» SUPPLIED MATERIAL:
--------------------

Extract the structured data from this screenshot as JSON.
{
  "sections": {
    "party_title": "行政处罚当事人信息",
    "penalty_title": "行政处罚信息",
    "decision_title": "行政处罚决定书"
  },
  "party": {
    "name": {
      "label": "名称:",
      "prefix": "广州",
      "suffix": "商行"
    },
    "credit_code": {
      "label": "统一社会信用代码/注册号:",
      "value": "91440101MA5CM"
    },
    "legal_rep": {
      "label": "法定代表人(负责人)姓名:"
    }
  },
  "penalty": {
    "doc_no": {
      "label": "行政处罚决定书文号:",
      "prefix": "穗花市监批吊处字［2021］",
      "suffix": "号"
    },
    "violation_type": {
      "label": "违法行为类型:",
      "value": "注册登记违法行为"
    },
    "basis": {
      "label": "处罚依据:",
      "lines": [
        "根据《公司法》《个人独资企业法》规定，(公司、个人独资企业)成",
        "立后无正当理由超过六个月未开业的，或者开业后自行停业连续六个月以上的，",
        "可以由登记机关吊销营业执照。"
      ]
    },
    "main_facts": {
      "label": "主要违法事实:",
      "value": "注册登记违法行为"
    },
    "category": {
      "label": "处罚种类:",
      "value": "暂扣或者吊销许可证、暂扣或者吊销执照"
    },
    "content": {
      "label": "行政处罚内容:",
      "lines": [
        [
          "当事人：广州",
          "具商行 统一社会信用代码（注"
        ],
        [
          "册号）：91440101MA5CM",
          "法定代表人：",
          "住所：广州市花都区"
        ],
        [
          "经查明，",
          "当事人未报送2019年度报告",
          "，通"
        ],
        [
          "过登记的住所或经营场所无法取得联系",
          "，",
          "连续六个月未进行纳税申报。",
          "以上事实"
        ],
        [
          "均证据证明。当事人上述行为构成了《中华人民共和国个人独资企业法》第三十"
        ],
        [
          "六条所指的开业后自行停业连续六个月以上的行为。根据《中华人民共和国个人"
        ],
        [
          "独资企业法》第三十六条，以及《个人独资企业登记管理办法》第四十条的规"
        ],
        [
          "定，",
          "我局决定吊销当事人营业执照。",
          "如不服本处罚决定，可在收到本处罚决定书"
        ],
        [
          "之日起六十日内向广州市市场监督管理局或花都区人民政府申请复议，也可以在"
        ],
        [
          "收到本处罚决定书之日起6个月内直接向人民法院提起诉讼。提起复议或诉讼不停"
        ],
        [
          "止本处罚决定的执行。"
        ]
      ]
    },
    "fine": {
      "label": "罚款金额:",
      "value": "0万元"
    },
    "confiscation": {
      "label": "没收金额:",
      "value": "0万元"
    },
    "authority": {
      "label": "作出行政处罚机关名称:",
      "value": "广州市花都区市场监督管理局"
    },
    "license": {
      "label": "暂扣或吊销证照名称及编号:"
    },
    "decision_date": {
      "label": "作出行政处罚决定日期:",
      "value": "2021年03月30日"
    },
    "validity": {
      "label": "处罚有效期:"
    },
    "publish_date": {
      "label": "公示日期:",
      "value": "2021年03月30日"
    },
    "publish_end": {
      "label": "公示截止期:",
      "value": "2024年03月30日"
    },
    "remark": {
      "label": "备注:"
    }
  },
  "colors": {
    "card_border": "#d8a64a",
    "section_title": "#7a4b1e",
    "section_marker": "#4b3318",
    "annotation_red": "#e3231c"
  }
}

--------------------

Repeat the listing exactly, from its first line to its last.

» SOLUTION FOR THIS PROBLEM:
Extract the structured data from this screenshot as JSON.
{
  "sections": {
    "party_title": "行政处罚当事人信息",
    "penalty_title": "行政处罚信息",
    "decision_title": "行政处罚决定书"
  },
  "party": {
    "name": {
      "label": "名称:",
      "prefix": "广州",
      "suffix": "商行"
    },
    "credit_code": {
      "label": "统一社会信用代码/注册号:",
      "value": "91440101MA5CM"
    },
    "legal_rep": {
      "label": "法定代表人(负责人)姓名:"
    }
  },
  "penalty": {
    "doc_no": {
      "label": "行政处罚决定书文号:",
      "prefix": "穗花市监批吊处字［2021］",
      "suffix": "号"
    },
    "violation_type": {
      "label": "违法行为类型:",
      "value": "注册登记违法行为"
    },
    "basis": {
      "label": "处罚依据:",
      "lines": [
        "根据《公司法》《个人独资企业法》规定，(公司、个人独资企业)成",
        "立后无正当理由超过六个月未开业的，或者开业后自行停业连续六个月以上的，",
        "可以由登记机关吊销营业执照。"
      ]
    },
    "main_facts": {
      "label": "主要违法事实:",
      "value": "注册登记违法行为"
    },
    "category": {
      "label": "处罚种类:",
      "value": "暂扣或者吊销许可证、暂扣或者吊销执照"
    },
    "content": {
      "label": "行政处罚内容:",
      "lines": [
        [
          "当事人：广州",
          "具商行 统一社会信用代码（注"
        ],
        [
          "册号）：91440101MA5CM",
          "法定代表人：",
          "住所：广州市花都区"
        ],
        [
          "经查明，",
          "当事人未报送2019年度报告",
          "，通"
        ],
        [
          "过登记的住所或经营场所无法取得联系",
          "，",
          "连续六个月未进行纳税申报。",
          "以上事实"
        ],
        [
          "均证据证明。当事人上述行为构成了《中华人民共和国个人独资企业法》第三十"
        ],
        [
          "六条所指的开业后自行停业连续六个月以上的行为。根据《中华人民共和国个人"
        ],
        [
          "独资企业法》第三十六条，以及《个人独资企业登记管理办法》第四十条的规"
        ],
        [
          "定，",
          "我局决定吊销当事人营业执照。",
          "如不服本处罚决定，可在收到本处罚决定书"
        ],
        [
          "之日起六十日内向广州市市场监督管理局或花都区人民政府申请复议，也可以在"
        ],
        [
          "收到本处罚决定书之日起6个月内直接向人民法院提起诉讼。提起复议或诉讼不停"
        ],
        [
          "止本处罚决定的执行。"
        ]
      ]
    },
    "fine": {
      "label": "罚款金额:",
      "value": "0万元"
    },
    "confiscation": {
      "label": "没收金额:",
      "value": "0万元"
    },
    "authority": {
      "label": "作出行政处罚机关名称:",
      "value": "广州市花都区市场监督管理局"
    },
    "license": {
      "label": "暂扣或吊销证照名称及编号:"
    },
    "decision_date": {
      "label": "作出行政处罚决定日期:",
      "value": "2021年03月30日"
    },
    "validity": {
      "label": "处罚有效期:"
    },
    "publish_date": {
      "label": "公示日期:",
      "value": "2021年03月30日"
    },
    "publish_end": {
      "label": "公示截止期:",
      "value": "2024年03月30日"
    },
    "remark": {
      "label": "备注:"
    }
  },
  "colors": {
    "card_border": "#d8a64a",
    "section_title": "#7a4b1e",
    "section_marker": "#4b3318",
    "annotation_red": "#e3231c"
  }
}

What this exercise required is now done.